Directions - Look through the records that follow. Copy every line containing the word "forecst".

---

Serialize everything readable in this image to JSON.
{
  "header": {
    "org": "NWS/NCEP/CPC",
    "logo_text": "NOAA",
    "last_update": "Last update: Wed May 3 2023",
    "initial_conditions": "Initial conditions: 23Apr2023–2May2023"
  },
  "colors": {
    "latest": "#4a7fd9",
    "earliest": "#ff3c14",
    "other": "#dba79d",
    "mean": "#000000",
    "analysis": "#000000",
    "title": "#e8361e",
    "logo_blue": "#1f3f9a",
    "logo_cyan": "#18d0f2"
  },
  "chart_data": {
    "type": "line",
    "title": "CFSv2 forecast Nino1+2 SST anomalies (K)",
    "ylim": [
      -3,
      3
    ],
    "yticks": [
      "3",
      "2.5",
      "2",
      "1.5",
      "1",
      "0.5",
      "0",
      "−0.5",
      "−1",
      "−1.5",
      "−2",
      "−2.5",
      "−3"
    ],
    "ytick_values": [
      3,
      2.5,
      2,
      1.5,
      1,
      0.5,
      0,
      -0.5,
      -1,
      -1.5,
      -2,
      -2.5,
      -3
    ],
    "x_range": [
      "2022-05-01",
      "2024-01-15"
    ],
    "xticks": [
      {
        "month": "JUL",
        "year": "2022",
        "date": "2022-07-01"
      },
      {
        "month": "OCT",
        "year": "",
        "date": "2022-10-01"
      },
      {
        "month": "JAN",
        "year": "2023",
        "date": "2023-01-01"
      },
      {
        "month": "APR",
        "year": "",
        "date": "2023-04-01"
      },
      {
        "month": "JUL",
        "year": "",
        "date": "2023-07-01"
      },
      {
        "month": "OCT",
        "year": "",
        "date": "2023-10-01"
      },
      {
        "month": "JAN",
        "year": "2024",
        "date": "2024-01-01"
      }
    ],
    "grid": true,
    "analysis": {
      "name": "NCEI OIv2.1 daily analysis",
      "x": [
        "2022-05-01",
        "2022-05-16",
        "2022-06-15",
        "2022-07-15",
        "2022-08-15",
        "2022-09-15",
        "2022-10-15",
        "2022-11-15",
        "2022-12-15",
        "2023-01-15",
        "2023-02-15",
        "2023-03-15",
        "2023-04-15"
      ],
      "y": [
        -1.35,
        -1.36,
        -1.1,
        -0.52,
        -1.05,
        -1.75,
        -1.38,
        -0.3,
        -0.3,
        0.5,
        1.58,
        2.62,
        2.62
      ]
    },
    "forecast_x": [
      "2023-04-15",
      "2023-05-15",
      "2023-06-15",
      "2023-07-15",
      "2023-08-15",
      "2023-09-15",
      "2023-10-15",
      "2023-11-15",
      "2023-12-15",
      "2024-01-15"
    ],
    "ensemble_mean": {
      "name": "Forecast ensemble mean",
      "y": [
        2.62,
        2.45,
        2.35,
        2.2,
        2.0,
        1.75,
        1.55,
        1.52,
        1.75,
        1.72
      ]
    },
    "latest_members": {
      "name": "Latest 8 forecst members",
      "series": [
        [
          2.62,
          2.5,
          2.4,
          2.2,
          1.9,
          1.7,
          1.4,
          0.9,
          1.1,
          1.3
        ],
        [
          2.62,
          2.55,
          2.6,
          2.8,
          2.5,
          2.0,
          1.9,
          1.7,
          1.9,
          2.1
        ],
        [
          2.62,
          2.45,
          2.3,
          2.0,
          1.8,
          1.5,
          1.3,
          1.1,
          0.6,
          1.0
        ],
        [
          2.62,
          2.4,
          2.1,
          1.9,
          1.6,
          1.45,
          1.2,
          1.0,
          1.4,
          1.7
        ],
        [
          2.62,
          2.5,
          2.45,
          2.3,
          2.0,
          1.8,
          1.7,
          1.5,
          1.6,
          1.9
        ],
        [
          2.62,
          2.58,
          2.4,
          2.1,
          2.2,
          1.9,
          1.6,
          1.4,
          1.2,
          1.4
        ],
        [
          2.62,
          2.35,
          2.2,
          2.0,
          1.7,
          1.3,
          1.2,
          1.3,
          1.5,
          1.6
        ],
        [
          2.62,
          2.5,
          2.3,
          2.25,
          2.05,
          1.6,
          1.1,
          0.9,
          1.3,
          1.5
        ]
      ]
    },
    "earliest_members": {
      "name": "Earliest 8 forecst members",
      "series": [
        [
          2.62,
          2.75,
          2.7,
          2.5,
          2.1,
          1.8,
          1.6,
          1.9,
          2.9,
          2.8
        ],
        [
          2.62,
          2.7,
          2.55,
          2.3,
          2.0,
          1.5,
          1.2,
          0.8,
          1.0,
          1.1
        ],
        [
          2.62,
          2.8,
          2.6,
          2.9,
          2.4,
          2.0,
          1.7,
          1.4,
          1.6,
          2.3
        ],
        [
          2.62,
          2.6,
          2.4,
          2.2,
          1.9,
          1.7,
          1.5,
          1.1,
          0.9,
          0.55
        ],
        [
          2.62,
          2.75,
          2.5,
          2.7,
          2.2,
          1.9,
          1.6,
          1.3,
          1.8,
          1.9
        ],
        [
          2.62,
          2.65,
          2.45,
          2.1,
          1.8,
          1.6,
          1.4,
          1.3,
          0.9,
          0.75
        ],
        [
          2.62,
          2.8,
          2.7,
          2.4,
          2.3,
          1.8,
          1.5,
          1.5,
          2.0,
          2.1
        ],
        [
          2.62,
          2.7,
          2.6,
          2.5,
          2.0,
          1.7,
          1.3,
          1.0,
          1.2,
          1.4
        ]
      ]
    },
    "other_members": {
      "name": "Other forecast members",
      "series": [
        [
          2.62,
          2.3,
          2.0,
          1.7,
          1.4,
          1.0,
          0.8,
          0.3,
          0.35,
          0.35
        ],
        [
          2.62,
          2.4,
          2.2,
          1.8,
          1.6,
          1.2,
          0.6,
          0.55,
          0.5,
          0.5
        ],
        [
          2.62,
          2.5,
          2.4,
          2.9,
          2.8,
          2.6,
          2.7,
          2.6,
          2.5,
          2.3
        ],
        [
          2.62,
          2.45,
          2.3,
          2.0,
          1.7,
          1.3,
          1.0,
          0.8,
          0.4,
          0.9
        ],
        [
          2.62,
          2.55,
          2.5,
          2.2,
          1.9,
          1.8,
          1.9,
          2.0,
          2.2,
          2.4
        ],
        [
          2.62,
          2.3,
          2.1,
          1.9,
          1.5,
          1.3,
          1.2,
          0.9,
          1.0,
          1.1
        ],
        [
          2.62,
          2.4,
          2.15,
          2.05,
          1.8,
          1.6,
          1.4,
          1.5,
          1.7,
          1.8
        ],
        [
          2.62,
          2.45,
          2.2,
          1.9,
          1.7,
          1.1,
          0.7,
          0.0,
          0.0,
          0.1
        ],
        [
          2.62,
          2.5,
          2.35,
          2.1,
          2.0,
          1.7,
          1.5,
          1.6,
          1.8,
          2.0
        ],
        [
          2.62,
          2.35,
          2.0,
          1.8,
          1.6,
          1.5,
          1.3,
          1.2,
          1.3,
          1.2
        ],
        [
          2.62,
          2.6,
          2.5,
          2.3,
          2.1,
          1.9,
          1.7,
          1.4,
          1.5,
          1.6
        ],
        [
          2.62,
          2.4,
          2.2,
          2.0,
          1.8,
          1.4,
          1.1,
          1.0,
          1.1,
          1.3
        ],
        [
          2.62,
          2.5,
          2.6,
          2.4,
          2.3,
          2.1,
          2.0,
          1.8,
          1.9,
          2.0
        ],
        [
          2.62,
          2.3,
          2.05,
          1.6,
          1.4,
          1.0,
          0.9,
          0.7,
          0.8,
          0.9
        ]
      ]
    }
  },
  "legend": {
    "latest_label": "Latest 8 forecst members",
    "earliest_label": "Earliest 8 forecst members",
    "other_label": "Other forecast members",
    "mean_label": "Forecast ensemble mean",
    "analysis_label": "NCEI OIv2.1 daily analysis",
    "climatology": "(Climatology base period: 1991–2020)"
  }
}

---

Right answer -
      "name": "Latest 8 forecst members",
      "name": "Earliest 8 forecst members",
    "latest_label": "Latest 8 forecst members",
    "earliest_label": "Earliest 8 forecst members",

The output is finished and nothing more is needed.